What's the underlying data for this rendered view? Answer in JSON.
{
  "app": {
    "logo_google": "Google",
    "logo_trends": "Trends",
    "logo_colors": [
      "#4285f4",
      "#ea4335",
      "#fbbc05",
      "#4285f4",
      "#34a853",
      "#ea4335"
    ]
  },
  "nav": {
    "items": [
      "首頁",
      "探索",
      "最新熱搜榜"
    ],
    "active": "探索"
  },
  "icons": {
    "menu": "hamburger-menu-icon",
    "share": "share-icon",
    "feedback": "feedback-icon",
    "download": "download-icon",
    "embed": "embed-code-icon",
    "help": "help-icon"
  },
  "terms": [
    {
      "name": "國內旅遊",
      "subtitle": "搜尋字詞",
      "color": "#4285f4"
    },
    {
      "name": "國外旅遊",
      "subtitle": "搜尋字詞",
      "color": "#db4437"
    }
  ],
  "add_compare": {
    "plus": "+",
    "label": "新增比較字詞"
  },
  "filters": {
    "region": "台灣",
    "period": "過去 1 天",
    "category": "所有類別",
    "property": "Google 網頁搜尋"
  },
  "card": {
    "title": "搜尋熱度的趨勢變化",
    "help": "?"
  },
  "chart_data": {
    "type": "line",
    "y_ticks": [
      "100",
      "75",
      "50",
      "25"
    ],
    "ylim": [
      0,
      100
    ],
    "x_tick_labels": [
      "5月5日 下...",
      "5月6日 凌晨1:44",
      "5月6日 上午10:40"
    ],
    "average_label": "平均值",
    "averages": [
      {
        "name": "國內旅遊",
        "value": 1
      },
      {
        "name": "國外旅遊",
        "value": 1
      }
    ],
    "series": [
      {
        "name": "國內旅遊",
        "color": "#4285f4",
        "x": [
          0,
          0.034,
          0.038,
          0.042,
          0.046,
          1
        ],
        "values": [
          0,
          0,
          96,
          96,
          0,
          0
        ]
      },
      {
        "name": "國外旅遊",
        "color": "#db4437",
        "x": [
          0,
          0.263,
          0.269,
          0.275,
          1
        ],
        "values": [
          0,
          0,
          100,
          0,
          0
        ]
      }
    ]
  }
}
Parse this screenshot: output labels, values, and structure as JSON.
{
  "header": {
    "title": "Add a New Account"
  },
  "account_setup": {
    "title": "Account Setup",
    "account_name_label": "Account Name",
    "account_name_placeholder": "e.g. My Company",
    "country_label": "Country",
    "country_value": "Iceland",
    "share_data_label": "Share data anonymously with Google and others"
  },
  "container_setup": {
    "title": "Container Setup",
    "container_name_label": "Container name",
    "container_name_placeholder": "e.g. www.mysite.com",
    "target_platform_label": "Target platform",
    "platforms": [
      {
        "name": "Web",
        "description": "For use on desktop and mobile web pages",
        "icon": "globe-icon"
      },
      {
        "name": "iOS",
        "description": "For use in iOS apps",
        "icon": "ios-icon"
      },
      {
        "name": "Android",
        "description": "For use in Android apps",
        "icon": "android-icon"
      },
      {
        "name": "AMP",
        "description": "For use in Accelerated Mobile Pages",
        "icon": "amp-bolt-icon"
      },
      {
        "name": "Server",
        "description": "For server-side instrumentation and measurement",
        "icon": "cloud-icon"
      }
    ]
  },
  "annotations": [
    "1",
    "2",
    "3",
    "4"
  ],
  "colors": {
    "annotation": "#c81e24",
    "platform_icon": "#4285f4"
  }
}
_ _ _ _
• **YOUR INSTRUCTIONS**
Reproduce each record exactly, leaving nothing out.

• **FINISHED ANSWER**
What's the underlying data for this rendered view? Answer in JSON.
{
  "app": {
    "logo_google": "Google",
    "logo_trends": "Trends",
    "logo_colors": [
      "#4285f4",
      "#ea4335",
      "#fbbc05",
      "#4285f4",
      "#34a853",
      "#ea4335"
    ]
  },
  "nav": {
    "items": [
      "首頁",
      "探索",
      "最新熱搜榜"
    ],
    "active": "探索"
  },
  "icons": {
    "menu": "hamburger-menu-icon",
    "share": "share-icon",
    "feedback": "feedback-icon",
    "download": "download-icon",
    "embed": "embed-code-icon",
    "help": "help-icon"
  },
  "terms": [
    {
      "name": "國內旅遊",
      "subtitle": "搜尋字詞",
      "color": "#4285f4"
    },
    {
      "name": "國外旅遊",
      "subtitle": "搜尋字詞",
      "color": "#db4437"
    }
  ],
  "add_compare": {
    "plus": "+",
    "label": "新增比較字詞"
  },
  "filters": {
    "region": "台灣",
    "period": "過去 1 天",
    "category": "所有類別",
    "property": "Google 網頁搜尋"
  },
  "card": {
    "title": "搜尋熱度的趨勢變化",
    "help": "?"
  },
  "chart_data": {
    "type": "line",
    "y_ticks": [
      "100",
      "75",
      "50",
      "25"
    ],
    "ylim": [
      0,
      100
    ],
    "x_tick_labels": [
      "5月5日 下...",
      "5月6日 凌晨1:44",
      "5月6日 上午10:40"
    ],
    "average_label": "平均值",
    "averages": [
      {
        "name": "國內旅遊",
        "value": 1
      },
      {
        "name": "國外旅遊",
        "value": 1
      }
    ],
    "series": [
      {
        "name": "國內旅遊",
        "color": "#4285f4",
        "x": [
          0,
          0.034,
          0.038,
          0.042,
          0.046,
          1
        ],
        "values": [
          0,
          0,
          96,
          96,
          0,
          0
        ]
      },
      {
        "name": "國外旅遊",
        "color": "#db4437",
        "x": [
          0,
          0.263,
          0.269,
          0.275,
          1
        ],
        "values": [
          0,
          0,
          100,
          0,
          0
        ]
      }
    ]
  }
}
Parse this screenshot: output labels, values, and structure as JSON.
{
  "header": {
    "title": "Add a New Account"
  },
  "account_setup": {
    "title": "Account Setup",
    "account_name_label": "Account Name",
    "account_name_placeholder": "e.g. My Company",
    "country_label": "Country",
    "country_value": "Iceland",
    "share_data_label": "Share data anonymously with Google and others"
  },
  "container_setup": {
    "title": "Container Setup",
    "container_name_label": "Container name",
    "container_name_placeholder": "e.g. www.mysite.com",
    "target_platform_label": "Target platform",
    "platforms": [
      {
        "name": "Web",
        "description": "For use on desktop and mobile web pages",
        "icon": "globe-icon"
      },
      {
        "name": "iOS",
        "description": "For use in iOS apps",
        "icon": "ios-icon"
      },
      {
        "name": "Android",
        "description": "For use in Android apps",
        "icon": "android-icon"
      },
      {
        "name": "AMP",
        "description": "For use in Accelerated Mobile Pages",
        "icon": "amp-bolt-icon"
      },
      {
        "name": "Server",
        "description": "For server-side instrumentation and measurement",
        "icon": "cloud-icon"
      }
    ]
  },
  "annotations": [
    "1",
    "2",
    "3",
    "4"
  ],
  "colors": {
    "annotation": "#c81e24",
    "platform_icon": "#4285f4"
  }
}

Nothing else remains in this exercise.